Stated problem: Pick out every line in the items below that contains the word "plot". Case counts.
====
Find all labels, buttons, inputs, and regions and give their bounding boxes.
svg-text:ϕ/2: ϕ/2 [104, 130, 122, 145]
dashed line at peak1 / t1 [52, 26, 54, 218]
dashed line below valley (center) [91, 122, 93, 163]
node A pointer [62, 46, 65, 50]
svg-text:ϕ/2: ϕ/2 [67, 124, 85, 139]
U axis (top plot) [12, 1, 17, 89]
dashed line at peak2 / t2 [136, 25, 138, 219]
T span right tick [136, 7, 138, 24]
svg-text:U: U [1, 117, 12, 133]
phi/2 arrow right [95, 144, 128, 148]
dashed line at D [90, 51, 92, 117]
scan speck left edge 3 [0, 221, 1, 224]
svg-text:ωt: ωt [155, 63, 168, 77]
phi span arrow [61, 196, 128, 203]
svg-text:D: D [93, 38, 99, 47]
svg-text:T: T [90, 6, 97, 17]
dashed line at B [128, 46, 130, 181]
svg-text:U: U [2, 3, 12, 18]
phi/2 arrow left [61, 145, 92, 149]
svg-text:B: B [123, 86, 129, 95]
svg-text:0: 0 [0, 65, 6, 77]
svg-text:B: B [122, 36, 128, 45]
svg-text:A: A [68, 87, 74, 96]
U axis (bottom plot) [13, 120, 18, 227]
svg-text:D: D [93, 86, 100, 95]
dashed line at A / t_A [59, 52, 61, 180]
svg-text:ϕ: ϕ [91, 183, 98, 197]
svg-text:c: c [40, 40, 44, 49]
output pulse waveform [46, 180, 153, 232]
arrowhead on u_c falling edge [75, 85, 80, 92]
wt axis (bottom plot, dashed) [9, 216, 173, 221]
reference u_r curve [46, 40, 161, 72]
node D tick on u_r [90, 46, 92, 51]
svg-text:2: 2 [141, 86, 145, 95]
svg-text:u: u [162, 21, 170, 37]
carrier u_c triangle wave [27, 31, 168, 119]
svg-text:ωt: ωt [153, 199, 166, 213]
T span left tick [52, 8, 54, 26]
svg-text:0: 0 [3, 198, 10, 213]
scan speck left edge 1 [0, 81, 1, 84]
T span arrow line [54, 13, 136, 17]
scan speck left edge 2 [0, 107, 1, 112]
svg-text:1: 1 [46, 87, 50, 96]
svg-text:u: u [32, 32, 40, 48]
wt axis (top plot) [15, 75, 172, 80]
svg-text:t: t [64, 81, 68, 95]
====
Exercise result:
U axis (top plot) [12, 1, 17, 89]
U axis (bottom plot) [13, 120, 18, 227]
wt axis (bottom plot, dashed) [9, 216, 173, 221]
wt axis (top plot) [15, 75, 172, 80]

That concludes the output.